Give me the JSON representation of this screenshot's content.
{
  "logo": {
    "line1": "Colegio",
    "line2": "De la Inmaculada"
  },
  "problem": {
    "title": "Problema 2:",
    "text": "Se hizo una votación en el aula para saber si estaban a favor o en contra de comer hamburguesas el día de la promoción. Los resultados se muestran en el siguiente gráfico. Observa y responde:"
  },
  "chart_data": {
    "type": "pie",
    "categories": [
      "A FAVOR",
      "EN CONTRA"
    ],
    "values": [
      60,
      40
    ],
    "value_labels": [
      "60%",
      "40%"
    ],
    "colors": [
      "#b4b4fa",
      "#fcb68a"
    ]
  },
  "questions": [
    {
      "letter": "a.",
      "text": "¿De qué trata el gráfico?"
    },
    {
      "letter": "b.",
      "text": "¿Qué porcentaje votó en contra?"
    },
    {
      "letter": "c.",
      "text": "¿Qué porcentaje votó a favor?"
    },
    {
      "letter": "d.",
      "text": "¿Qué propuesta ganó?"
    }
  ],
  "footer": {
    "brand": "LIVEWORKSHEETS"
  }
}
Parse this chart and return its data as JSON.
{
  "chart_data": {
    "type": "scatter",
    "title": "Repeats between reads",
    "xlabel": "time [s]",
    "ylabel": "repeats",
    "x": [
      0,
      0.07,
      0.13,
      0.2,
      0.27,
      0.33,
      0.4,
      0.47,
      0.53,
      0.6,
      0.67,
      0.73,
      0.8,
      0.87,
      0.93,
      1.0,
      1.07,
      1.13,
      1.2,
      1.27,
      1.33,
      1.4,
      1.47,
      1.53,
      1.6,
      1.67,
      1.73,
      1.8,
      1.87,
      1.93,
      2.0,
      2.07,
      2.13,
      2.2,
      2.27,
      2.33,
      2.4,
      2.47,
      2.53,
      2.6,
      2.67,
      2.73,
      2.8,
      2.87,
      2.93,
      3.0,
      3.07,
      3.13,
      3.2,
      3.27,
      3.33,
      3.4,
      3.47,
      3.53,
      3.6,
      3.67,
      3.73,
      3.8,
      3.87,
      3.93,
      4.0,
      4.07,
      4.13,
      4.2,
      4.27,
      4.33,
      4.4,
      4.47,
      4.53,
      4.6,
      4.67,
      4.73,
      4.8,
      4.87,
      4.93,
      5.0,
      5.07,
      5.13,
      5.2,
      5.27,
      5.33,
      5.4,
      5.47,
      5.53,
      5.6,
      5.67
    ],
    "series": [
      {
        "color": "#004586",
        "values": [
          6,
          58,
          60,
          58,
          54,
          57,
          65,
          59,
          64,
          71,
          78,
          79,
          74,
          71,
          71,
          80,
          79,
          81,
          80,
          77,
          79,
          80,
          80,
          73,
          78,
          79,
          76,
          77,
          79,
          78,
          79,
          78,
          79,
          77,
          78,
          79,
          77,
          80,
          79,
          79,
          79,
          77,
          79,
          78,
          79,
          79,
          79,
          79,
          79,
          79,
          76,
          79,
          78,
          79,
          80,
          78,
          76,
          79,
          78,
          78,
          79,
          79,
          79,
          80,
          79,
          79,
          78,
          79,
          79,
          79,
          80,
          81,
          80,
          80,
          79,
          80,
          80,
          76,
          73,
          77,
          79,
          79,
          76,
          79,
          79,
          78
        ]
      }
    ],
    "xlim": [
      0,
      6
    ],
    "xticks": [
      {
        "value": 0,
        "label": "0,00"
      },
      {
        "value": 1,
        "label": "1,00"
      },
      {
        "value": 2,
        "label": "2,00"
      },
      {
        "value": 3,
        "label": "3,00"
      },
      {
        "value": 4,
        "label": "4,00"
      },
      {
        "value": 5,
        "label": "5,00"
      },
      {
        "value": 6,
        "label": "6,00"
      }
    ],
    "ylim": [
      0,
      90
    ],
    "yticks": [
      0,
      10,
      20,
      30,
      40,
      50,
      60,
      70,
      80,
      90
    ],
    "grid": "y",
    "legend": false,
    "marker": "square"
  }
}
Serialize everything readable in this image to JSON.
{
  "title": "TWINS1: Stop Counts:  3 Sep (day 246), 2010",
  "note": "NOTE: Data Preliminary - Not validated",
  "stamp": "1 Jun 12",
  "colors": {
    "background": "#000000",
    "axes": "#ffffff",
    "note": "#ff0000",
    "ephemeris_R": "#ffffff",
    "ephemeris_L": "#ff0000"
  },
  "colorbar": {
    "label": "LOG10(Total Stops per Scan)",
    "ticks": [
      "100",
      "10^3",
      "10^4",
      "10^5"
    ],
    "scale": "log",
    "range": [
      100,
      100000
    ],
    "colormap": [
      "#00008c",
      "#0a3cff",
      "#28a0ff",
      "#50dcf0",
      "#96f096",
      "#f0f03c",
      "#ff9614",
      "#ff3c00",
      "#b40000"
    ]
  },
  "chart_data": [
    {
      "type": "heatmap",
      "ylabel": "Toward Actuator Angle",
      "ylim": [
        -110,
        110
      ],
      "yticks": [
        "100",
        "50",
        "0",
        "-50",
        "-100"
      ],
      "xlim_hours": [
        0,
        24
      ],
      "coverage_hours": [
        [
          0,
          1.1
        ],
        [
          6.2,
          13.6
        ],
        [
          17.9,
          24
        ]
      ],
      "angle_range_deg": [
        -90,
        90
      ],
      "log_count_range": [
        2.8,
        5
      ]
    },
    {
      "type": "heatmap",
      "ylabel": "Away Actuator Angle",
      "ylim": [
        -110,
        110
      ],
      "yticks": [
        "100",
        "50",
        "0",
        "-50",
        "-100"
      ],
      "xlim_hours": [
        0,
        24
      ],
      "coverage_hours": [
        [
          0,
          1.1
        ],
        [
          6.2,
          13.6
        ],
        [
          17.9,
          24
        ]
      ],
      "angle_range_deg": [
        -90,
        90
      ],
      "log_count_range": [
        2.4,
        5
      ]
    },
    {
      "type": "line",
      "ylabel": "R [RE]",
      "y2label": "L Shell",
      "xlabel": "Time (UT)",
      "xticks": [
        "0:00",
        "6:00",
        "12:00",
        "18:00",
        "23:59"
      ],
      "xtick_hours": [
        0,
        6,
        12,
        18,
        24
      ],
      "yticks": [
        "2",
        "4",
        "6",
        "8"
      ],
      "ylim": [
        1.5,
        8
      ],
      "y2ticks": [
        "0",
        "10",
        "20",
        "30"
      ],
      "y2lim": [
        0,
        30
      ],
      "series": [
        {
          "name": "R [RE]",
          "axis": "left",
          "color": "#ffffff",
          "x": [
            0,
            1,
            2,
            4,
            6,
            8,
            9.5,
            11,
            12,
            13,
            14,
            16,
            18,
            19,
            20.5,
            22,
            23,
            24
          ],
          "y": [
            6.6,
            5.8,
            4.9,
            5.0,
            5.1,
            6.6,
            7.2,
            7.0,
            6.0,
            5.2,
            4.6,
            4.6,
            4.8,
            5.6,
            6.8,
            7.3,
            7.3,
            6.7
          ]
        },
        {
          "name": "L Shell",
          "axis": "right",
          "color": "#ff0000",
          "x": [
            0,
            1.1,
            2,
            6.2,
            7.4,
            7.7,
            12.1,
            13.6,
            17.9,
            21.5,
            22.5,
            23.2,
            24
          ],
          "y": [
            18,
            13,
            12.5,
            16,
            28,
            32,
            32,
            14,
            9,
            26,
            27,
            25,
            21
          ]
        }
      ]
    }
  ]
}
▬▬▬▬▬▬
Required work
Extract all of the data shown above and repeat it verbatim.

Written answer
Give me the JSON representation of this screenshot's content.
{
  "logo": {
    "line1": "Colegio",
    "line2": "De la Inmaculada"
  },
  "problem": {
    "title": "Problema 2:",
    "text": "Se hizo una votación en el aula para saber si estaban a favor o en contra de comer hamburguesas el día de la promoción. Los resultados se muestran en el siguiente gráfico. Observa y responde:"
  },
  "chart_data": {
    "type": "pie",
    "categories": [
      "A FAVOR",
      "EN CONTRA"
    ],
    "values": [
      60,
      40
    ],
    "value_labels": [
      "60%",
      "40%"
    ],
    "colors": [
      "#b4b4fa",
      "#fcb68a"
    ]
  },
  "questions": [
    {
      "letter": "a.",
      "text": "¿De qué trata el gráfico?"
    },
    {
      "letter": "b.",
      "text": "¿Qué porcentaje votó en contra?"
    },
    {
      "letter": "c.",
      "text": "¿Qué porcentaje votó a favor?"
    },
    {
      "letter": "d.",
      "text": "¿Qué propuesta ganó?"
    }
  ],
  "footer": {
    "brand": "LIVEWORKSHEETS"
  }
}
Parse this chart and return its data as JSON.
{
  "chart_data": {
    "type": "scatter",
    "title": "Repeats between reads",
    "xlabel": "time [s]",
    "ylabel": "repeats",
    "x": [
      0,
      0.07,
      0.13,
      0.2,
      0.27,
      0.33,
      0.4,
      0.47,
      0.53,
      0.6,
      0.67,
      0.73,
      0.8,
      0.87,
      0.93,
      1.0,
      1.07,
      1.13,
      1.2,
      1.27,
      1.33,
      1.4,
      1.47,
      1.53,
      1.6,
      1.67,
      1.73,
      1.8,
      1.87,
      1.93,
      2.0,
      2.07,
      2.13,
      2.2,
      2.27,
      2.33,
      2.4,
      2.47,
      2.53,
      2.6,
      2.67,
      2.73,
      2.8,
      2.87,
      2.93,
      3.0,
      3.07,
      3.13,
      3.2,
      3.27,
      3.33,
      3.4,
      3.47,
      3.53,
      3.6,
      3.67,
      3.73,
      3.8,
      3.87,
      3.93,
      4.0,
      4.07,
      4.13,
      4.2,
      4.27,
      4.33,
      4.4,
      4.47,
      4.53,
      4.6,
      4.67,
      4.73,
      4.8,
      4.87,
      4.93,
      5.0,
      5.07,
      5.13,
      5.2,
      5.27,
      5.33,
      5.4,
      5.47,
      5.53,
      5.6,
      5.67
    ],
    "series": [
      {
        "color": "#004586",
        "values": [
          6,
          58,
          60,
          58,
          54,
          57,
          65,
          59,
          64,
          71,
          78,
          79,
          74,
          71,
          71,
          80,
          79,
          81,
          80,
          77,
          79,
          80,
          80,
          73,
          78,
          79,
          76,
          77,
          79,
          78,
          79,
          78,
          79,
          77,
          78,
          79,
          77,
          80,
          79,
          79,
          79,
          77,
          79,
          78,
          79,
          79,
          79,
          79,
          79,
          79,
          76,
          79,
          78,
          79,
          80,
          78,
          76,
          79,
          78,
          78,
          79,
          79,
          79,
          80,
          79,
          79,
          78,
          79,
          79,
          79,
          80,
          81,
          80,
          80,
          79,
          80,
          80,
          76,
          73,
          77,
          79,
          79,
          76,
          79,
          79,
          78
        ]
      }
    ],
    "xlim": [
      0,
      6
    ],
    "xticks": [
      {
        "value": 0,
        "label": "0,00"
      },
      {
        "value": 1,
        "label": "1,00"
      },
      {
        "value": 2,
        "label": "2,00"
      },
      {
        "value": 3,
        "label": "3,00"
      },
      {
        "value": 4,
        "label": "4,00"
      },
      {
        "value": 5,
        "label": "5,00"
      },
      {
        "value": 6,
        "label": "6,00"
      }
    ],
    "ylim": [
      0,
      90
    ],
    "yticks": [
      0,
      10,
      20,
      30,
      40,
      50,
      60,
      70,
      80,
      90
    ],
    "grid": "y",
    "legend": false,
    "marker": "square"
  }
}
Serialize everything readable in this image to JSON.
{
  "title": "TWINS1: Stop Counts:  3 Sep (day 246), 2010",
  "note": "NOTE: Data Preliminary - Not validated",
  "stamp": "1 Jun 12",
  "colors": {
    "background": "#000000",
    "axes": "#ffffff",
    "note": "#ff0000",
    "ephemeris_R": "#ffffff",
    "ephemeris_L": "#ff0000"
  },
  "colorbar": {
    "label": "LOG10(Total Stops per Scan)",
    "ticks": [
      "100",
      "10^3",
      "10^4",
      "10^5"
    ],
    "scale": "log",
    "range": [
      100,
      100000
    ],
    "colormap": [
      "#00008c",
      "#0a3cff",
      "#28a0ff",
      "#50dcf0",
      "#96f096",
      "#f0f03c",
      "#ff9614",
      "#ff3c00",
      "#b40000"
    ]
  },
  "chart_data": [
    {
      "type": "heatmap",
      "ylabel": "Toward Actuator Angle",
      "ylim": [
        -110,
        110
      ],
      "yticks": [
        "100",
        "50",
        "0",
        "-50",
        "-100"
      ],
      "xlim_hours": [
        0,
        24
      ],
      "coverage_hours": [
        [
          0,
          1.1
        ],
        [
          6.2,
          13.6
        ],
        [
          17.9,
          24
        ]
      ],
      "angle_range_deg": [
        -90,
        90
      ],
      "log_count_range": [
        2.8,
        5
      ]
    },
    {
      "type": "heatmap",
      "ylabel": "Away Actuator Angle",
      "ylim": [
        -110,
        110
      ],
      "yticks": [
        "100",
        "50",
        "0",
        "-50",
        "-100"
      ],
      "xlim_hours": [
        0,
        24
      ],
      "coverage_hours": [
        [
          0,
          1.1
        ],
        [
          6.2,
          13.6
        ],
        [
          17.9,
          24
        ]
      ],
      "angle_range_deg": [
        -90,
        90
      ],
      "log_count_range": [
        2.4,
        5
      ]
    },
    {
      "type": "line",
      "ylabel": "R [RE]",
      "y2label": "L Shell",
      "xlabel": "Time (UT)",
      "xticks": [
        "0:00",
        "6:00",
        "12:00",
        "18:00",
        "23:59"
      ],
      "xtick_hours": [
        0,
        6,
        12,
        18,
        24
      ],
      "yticks": [
        "2",
        "4",
        "6",
        "8"
      ],
      "ylim": [
        1.5,
        8
      ],
      "y2ticks": [
        "0",
        "10",
        "20",
        "30"
      ],
      "y2lim": [
        0,
        30
      ],
      "series": [
        {
          "name": "R [RE]",
          "axis": "left",
          "color": "#ffffff",
          "x": [
            0,
            1,
            2,
            4,
            6,
            8,
            9.5,
            11,
            12,
            13,
            14,
            16,
            18,
            19,
            20.5,
            22,
            23,
            24
          ],
          "y": [
            6.6,
            5.8,
            4.9,
            5.0,
            5.1,
            6.6,
            7.2,
            7.0,
            6.0,
            5.2,
            4.6,
            4.6,
            4.8,
            5.6,
            6.8,
            7.3,
            7.3,
            6.7
          ]
        },
        {
          "name": "L Shell",
          "axis": "right",
          "color": "#ff0000",
          "x": [
            0,
            1.1,
            2,
            6.2,
            7.4,
            7.7,
            12.1,
            13.6,
            17.9,
            21.5,
            22.5,
            23.2,
            24
          ],
          "y": [
            18,
            13,
            12.5,
            16,
            28,
            32,
            32,
            14,
            9,
            26,
            27,
            25,
            21
          ]
        }
      ]
    }
  ]
}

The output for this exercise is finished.